» Exercise
Extract the data exactly, missing nothing.

» Data in this exercise
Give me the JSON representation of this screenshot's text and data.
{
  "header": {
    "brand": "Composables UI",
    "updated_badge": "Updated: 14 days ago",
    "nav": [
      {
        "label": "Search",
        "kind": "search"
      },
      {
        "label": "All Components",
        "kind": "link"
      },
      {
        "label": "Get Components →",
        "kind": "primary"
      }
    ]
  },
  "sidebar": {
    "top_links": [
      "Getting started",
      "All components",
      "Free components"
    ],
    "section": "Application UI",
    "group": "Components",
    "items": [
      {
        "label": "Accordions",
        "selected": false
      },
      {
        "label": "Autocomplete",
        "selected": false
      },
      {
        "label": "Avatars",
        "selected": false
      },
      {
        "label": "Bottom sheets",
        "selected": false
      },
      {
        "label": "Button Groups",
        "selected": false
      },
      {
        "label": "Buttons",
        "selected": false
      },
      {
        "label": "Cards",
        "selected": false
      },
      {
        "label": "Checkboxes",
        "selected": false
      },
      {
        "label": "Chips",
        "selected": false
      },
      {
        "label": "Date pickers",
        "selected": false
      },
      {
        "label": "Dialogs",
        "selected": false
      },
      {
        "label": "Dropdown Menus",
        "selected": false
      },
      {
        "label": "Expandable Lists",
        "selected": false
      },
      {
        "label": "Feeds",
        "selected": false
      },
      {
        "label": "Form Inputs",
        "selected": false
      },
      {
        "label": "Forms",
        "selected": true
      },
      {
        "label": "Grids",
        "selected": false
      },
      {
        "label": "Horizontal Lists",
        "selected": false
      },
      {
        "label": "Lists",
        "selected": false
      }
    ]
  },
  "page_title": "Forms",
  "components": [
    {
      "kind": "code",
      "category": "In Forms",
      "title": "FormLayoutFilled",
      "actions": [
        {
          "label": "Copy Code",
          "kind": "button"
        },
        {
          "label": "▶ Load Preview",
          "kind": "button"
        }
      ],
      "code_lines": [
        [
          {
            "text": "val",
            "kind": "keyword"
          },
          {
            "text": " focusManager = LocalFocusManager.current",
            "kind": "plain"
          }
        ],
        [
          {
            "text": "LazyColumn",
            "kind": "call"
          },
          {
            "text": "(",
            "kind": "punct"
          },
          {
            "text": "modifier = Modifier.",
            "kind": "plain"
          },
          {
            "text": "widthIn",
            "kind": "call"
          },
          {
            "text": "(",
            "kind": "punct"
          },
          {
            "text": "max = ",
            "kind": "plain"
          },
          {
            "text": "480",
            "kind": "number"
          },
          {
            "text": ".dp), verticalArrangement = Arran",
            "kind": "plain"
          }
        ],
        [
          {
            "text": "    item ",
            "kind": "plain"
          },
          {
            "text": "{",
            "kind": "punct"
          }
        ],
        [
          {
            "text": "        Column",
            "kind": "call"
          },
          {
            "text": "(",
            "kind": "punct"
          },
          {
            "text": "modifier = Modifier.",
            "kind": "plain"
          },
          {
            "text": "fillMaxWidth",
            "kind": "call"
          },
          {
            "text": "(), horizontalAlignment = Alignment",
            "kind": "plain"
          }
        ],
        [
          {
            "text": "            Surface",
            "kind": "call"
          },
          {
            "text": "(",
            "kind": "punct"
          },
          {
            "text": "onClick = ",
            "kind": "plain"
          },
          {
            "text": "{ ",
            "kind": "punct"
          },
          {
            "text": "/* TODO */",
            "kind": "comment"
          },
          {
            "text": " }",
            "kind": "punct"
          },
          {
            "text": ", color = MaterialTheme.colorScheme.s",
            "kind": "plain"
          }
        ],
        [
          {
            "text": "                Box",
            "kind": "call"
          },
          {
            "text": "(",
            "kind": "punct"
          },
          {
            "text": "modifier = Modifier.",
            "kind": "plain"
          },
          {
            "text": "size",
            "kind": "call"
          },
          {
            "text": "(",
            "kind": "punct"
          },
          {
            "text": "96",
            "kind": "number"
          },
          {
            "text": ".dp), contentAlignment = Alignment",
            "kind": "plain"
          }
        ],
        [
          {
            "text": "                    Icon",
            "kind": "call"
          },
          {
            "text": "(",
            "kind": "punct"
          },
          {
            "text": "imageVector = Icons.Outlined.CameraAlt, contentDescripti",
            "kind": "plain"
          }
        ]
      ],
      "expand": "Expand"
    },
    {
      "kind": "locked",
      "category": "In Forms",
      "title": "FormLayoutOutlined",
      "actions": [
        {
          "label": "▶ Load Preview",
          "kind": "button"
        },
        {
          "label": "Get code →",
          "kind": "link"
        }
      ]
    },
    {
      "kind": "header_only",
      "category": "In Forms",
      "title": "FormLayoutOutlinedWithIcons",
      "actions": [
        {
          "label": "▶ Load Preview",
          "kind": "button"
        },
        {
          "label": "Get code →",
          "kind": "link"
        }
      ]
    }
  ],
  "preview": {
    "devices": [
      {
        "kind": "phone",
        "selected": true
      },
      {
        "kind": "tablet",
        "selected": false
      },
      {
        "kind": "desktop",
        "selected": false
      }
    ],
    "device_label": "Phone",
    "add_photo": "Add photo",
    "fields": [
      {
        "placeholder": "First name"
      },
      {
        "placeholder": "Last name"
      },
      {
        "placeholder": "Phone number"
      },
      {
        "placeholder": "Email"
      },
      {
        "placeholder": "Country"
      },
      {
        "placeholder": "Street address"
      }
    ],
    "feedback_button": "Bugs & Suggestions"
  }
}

» Solution to the problem
Give me the JSON representation of this screenshot's text and data.
{
  "header": {
    "brand": "Composables UI",
    "updated_badge": "Updated: 14 days ago",
    "nav": [
      {
        "label": "Search",
        "kind": "search"
      },
      {
        "label": "All Components",
        "kind": "link"
      },
      {
        "label": "Get Components →",
        "kind": "primary"
      }
    ]
  },
  "sidebar": {
    "top_links": [
      "Getting started",
      "All components",
      "Free components"
    ],
    "section": "Application UI",
    "group": "Components",
    "items": [
      {
        "label": "Accordions",
        "selected": false
      },
      {
        "label": "Autocomplete",
        "selected": false
      },
      {
        "label": "Avatars",
        "selected": false
      },
      {
        "label": "Bottom sheets",
        "selected": false
      },
      {
        "label": "Button Groups",
        "selected": false
      },
      {
        "label": "Buttons",
        "selected": false
      },
      {
        "label": "Cards",
        "selected": false
      },
      {
        "label": "Checkboxes",
        "selected": false
      },
      {
        "label": "Chips",
        "selected": false
      },
      {
        "label": "Date pickers",
        "selected": false
      },
      {
        "label": "Dialogs",
        "selected": false
      },
      {
        "label": "Dropdown Menus",
        "selected": false
      },
      {
        "label": "Expandable Lists",
        "selected": false
      },
      {
        "label": "Feeds",
        "selected": false
      },
      {
        "label": "Form Inputs",
        "selected": false
      },
      {
        "label": "Forms",
        "selected": true
      },
      {
        "label": "Grids",
        "selected": false
      },
      {
        "label": "Horizontal Lists",
        "selected": false
      },
      {
        "label": "Lists",
        "selected": false
      }
    ]
  },
  "page_title": "Forms",
  "components": [
    {
      "kind": "code",
      "category": "In Forms",
      "title": "FormLayoutFilled",
      "actions": [
        {
          "label": "Copy Code",
          "kind": "button"
        },
        {
          "label": "▶ Load Preview",
          "kind": "button"
        }
      ],
      "code_lines": [
        [
          {
            "text": "val",
            "kind": "keyword"
          },
          {
            "text": " focusManager = LocalFocusManager.current",
            "kind": "plain"
          }
        ],
        [
          {
            "text": "LazyColumn",
            "kind": "call"
          },
          {
            "text": "(",
            "kind": "punct"
          },
          {
            "text": "modifier = Modifier.",
            "kind": "plain"
          },
          {
            "text": "widthIn",
            "kind": "call"
          },
          {
            "text": "(",
            "kind": "punct"
          },
          {
            "text": "max = ",
            "kind": "plain"
          },
          {
            "text": "480",
            "kind": "number"
          },
          {
            "text": ".dp), verticalArrangement = Arran",
            "kind": "plain"
          }
        ],
        [
          {
            "text": "    item ",
            "kind": "plain"
          },
          {
            "text": "{",
            "kind": "punct"
          }
        ],
        [
          {
            "text": "        Column",
            "kind": "call"
          },
          {
            "text": "(",
            "kind": "punct"
          },
          {
            "text": "modifier = Modifier.",
            "kind": "plain"
          },
          {
            "text": "fillMaxWidth",
            "kind": "call"
          },
          {
            "text": "(), horizontalAlignment = Alignment",
            "kind": "plain"
          }
        ],
        [
          {
            "text": "            Surface",
            "kind": "call"
          },
          {
            "text": "(",
            "kind": "punct"
          },
          {
            "text": "onClick = ",
            "kind": "plain"
          },
          {
            "text": "{ ",
            "kind": "punct"
          },
          {
            "text": "/* TODO */",
            "kind": "comment"
          },
          {
            "text": " }",
            "kind": "punct"
          },
          {
            "text": ", color = MaterialTheme.colorScheme.s",
            "kind": "plain"
          }
        ],
        [
          {
            "text": "                Box",
            "kind": "call"
          },
          {
            "text": "(",
            "kind": "punct"
          },
          {
            "text": "modifier = Modifier.",
            "kind": "plain"
          },
          {
            "text": "size",
            "kind": "call"
          },
          {
            "text": "(",
            "kind": "punct"
          },
          {
            "text": "96",
            "kind": "number"
          },
          {
            "text": ".dp), contentAlignment = Alignment",
            "kind": "plain"
          }
        ],
        [
          {
            "text": "                    Icon",
            "kind": "call"
          },
          {
            "text": "(",
            "kind": "punct"
          },
          {
            "text": "imageVector = Icons.Outlined.CameraAlt, contentDescripti",
            "kind": "plain"
          }
        ]
      ],
      "expand": "Expand"
    },
    {
      "kind": "locked",
      "category": "In Forms",
      "title": "FormLayoutOutlined",
      "actions": [
        {
          "label": "▶ Load Preview",
          "kind": "button"
        },
        {
          "label": "Get code →",
          "kind": "link"
        }
      ]
    },
    {
      "kind": "header_only",
      "category": "In Forms",
      "title": "FormLayoutOutlinedWithIcons",
      "actions": [
        {
          "label": "▶ Load Preview",
          "kind": "button"
        },
        {
          "label": "Get code →",
          "kind": "link"
        }
      ]
    }
  ],
  "preview": {
    "devices": [
      {
        "kind": "phone",
        "selected": true
      },
      {
        "kind": "tablet",
        "selected": false
      },
      {
        "kind": "desktop",
        "selected": false
      }
    ],
    "device_label": "Phone",
    "add_photo": "Add photo",
    "fields": [
      {
        "placeholder": "First name"
      },
      {
        "placeholder": "Last name"
      },
      {
        "placeholder": "Phone number"
      },
      {
        "placeholder": "Email"
      },
      {
        "placeholder": "Country"
      },
      {
        "placeholder": "Street address"
      }
    ],
    "feedback_button": "Bugs & Suggestions"
  }
}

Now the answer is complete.